なお、「三条兼任」で検索すると、京都の三条や法令条文の三条に、役職の「ケンニン」を合わせたものが膨大にヒットするため探せず。

 

著者の加藤さんは明治40年生まれで学校教員の傍ら、郷土史を研究され、「金山町史」の編纂に関与、この本は昭和45年から金山町の広報紙に連載した原稿を大幅に改稿して昭和57年に1冊の本としてマトメたもの、とのことです。なので、読みやすくなっている他は、言及している内容は上記ブログでの引用とほぼ同じでした。

 

執筆時点で三条集落は11戸のうち既に5戸が空き家になり、町の支援による集団移転を検討中とのこと。

 

加藤さんは三条集落の言葉や習俗から、山の中を移動しながら狩猟を行う「マタギ」の一団が時代の変化の中で定着したものと推定しています。

* [課題要件 1]
本文の「著者の加藤さんは明治40年生」から「着したものと推定しています。」までを、一字一句変えずに書き写してください。
* [課題要件 2]
本文の内容を2文で要約してください。
本文の記述のみに基づいて解答すること。

* [項目一覧]
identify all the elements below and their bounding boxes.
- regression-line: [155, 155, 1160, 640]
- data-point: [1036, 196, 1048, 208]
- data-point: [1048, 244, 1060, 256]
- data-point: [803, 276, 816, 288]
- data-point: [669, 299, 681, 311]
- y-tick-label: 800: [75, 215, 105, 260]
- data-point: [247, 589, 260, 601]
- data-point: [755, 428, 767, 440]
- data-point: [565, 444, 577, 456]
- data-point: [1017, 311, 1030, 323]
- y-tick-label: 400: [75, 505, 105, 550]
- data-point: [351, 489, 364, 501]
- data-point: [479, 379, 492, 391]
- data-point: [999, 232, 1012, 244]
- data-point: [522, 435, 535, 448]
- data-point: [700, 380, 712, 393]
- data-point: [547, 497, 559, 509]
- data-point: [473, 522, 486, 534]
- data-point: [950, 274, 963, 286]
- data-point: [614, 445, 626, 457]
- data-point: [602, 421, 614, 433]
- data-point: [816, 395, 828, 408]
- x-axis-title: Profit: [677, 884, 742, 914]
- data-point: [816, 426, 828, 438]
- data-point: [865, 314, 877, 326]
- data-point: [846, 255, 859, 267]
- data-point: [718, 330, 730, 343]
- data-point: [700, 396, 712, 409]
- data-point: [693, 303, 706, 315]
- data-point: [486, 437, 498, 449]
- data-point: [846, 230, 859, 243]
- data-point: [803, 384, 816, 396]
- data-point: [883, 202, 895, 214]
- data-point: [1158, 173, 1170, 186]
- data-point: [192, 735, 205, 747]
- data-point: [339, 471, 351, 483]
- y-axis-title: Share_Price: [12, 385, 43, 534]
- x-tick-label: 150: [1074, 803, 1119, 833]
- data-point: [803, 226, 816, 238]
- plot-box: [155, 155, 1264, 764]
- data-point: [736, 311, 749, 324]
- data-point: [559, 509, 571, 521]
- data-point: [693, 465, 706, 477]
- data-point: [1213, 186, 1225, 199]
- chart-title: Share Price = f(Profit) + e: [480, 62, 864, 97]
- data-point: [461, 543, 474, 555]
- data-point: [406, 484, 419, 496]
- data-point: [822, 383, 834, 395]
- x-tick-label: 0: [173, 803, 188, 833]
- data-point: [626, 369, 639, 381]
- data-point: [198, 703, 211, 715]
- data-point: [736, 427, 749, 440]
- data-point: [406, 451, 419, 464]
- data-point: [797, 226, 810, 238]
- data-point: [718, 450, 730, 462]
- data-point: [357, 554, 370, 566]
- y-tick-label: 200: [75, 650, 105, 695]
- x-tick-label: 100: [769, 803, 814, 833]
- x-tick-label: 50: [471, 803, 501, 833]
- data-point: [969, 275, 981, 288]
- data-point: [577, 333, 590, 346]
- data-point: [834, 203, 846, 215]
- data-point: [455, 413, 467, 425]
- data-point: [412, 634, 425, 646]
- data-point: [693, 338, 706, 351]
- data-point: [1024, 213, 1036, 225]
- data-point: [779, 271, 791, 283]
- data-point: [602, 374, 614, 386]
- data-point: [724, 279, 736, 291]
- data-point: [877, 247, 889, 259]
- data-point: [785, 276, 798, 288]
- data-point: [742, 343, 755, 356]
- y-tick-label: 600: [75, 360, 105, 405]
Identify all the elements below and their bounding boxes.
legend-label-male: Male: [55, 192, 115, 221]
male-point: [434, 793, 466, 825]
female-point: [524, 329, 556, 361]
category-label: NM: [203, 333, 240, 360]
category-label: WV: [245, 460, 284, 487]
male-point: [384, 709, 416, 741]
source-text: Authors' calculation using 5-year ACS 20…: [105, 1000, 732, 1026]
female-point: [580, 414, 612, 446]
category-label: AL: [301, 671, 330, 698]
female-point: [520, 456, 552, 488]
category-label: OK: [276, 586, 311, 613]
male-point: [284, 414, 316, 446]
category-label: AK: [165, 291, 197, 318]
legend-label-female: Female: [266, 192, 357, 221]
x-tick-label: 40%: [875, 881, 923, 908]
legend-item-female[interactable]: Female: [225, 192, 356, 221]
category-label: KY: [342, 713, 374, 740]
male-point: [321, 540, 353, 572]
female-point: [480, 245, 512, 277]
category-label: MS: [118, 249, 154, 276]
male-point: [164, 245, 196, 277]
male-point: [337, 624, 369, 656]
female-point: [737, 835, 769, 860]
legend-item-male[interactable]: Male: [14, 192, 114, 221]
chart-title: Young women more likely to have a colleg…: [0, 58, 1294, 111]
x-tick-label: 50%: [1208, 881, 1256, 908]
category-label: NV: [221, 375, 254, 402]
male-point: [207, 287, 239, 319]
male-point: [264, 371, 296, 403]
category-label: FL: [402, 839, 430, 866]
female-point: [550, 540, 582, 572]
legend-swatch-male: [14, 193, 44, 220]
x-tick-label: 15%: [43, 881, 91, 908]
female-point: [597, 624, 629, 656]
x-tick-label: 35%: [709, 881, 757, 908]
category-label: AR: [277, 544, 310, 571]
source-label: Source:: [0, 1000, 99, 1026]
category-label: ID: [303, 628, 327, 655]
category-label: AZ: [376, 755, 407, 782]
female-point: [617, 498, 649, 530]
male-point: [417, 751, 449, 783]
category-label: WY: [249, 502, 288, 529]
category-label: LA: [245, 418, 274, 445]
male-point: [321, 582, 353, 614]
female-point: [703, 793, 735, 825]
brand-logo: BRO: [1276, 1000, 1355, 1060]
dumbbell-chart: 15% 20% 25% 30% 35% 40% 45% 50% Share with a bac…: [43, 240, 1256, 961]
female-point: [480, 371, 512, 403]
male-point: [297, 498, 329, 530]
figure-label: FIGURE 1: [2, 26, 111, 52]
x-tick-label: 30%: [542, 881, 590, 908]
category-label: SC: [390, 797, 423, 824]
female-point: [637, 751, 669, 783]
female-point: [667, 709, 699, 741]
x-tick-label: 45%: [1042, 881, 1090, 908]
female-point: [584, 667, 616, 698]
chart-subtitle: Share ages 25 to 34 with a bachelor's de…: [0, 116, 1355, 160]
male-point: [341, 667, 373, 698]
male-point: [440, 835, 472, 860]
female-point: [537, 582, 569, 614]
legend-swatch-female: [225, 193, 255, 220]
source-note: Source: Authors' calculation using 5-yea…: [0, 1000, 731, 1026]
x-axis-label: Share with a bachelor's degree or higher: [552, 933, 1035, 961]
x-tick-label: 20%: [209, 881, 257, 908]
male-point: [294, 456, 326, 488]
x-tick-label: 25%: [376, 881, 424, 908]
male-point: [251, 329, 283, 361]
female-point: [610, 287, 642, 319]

* [解答例 1]
著者の加藤さんは明治40年生まれで学校教員の傍ら、郷土史を研究され、「金山町史」の編纂に関与、この本は昭和45年から金山町の広報紙に連載した原稿を大幅に改稿して昭和57年に1冊の本としてマトメたもの、とのことです。なので、読みやすくなっている他は、言及している内容は上記ブログでの引用とほぼ同じでした。

 

執筆時点で三条集落は11戸のうち既に5戸が空き家になり、町の支援による集団移転を検討中とのこと。

 

加藤さんは三条集落の言葉や習俗から、山の中を移動しながら狩猟を行う「マタギ」の一団が時代の変化の中で定着したものと推定しています。

* [解答例 2]
明治40年生まれで学校教員の傍ら郷土史を研究した加藤さんの本は、昭和45年から金山町の広報紙に連載した原稿を大幅に改稿し、昭和57年に1冊にまとめたものである。加藤さんは、執筆時点で11戸のうち5戸が空き家となり集団移転が検討されていた三条集落について、その言葉や習俗から、狩猟を行う「マタギ」の一団が時代の変化の中で定着したものと推定している。